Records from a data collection
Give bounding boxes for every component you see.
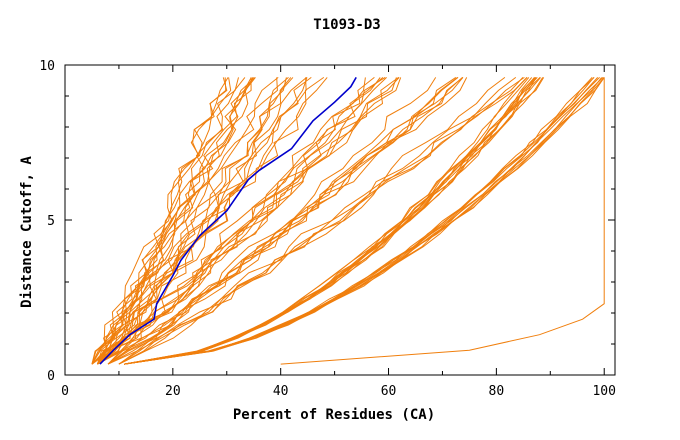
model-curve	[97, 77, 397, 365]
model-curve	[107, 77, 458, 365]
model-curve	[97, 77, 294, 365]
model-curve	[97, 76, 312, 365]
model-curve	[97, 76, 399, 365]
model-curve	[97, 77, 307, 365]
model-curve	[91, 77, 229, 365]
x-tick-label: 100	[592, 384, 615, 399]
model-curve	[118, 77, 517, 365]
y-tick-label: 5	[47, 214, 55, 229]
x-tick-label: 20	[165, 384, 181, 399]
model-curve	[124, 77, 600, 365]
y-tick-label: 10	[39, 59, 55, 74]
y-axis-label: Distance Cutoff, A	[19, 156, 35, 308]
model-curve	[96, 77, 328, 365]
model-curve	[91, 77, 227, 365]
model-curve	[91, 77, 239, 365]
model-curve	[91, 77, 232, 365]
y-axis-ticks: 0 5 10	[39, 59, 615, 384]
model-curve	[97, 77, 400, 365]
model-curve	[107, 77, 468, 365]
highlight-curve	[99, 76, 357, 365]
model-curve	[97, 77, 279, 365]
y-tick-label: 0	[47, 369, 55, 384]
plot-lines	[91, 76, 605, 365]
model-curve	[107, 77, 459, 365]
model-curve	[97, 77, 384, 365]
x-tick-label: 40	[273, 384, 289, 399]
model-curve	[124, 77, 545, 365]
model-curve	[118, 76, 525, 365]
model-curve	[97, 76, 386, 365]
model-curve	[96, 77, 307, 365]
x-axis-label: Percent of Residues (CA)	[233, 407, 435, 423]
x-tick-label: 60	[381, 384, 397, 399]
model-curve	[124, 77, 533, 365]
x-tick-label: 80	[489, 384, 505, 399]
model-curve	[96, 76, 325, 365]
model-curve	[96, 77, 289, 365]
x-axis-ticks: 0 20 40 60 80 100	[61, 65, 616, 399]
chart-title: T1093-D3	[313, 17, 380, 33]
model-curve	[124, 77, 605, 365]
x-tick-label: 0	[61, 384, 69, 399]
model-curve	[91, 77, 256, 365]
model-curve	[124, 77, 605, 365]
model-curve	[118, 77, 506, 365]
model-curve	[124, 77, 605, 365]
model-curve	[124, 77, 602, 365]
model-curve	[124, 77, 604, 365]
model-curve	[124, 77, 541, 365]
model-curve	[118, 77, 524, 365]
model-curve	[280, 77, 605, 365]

Task description:
Lay out the lines from the one containing "77, 397, 365]" up to and including the one containing "384, 615, 399]" as a numbered list, leaving out any blank lines.

Answer to the task:
1. model-curve	[97, 77, 397, 365]
2. model-curve	[107, 77, 458, 365]
3. model-curve	[97, 77, 294, 365]
4. model-curve	[97, 76, 312, 365]
5. model-curve	[97, 76, 399, 365]
6. model-curve	[97, 77, 307, 365]
7. model-curve	[91, 77, 229, 365]
8. x-tick-label: 100	[592, 384, 615, 399]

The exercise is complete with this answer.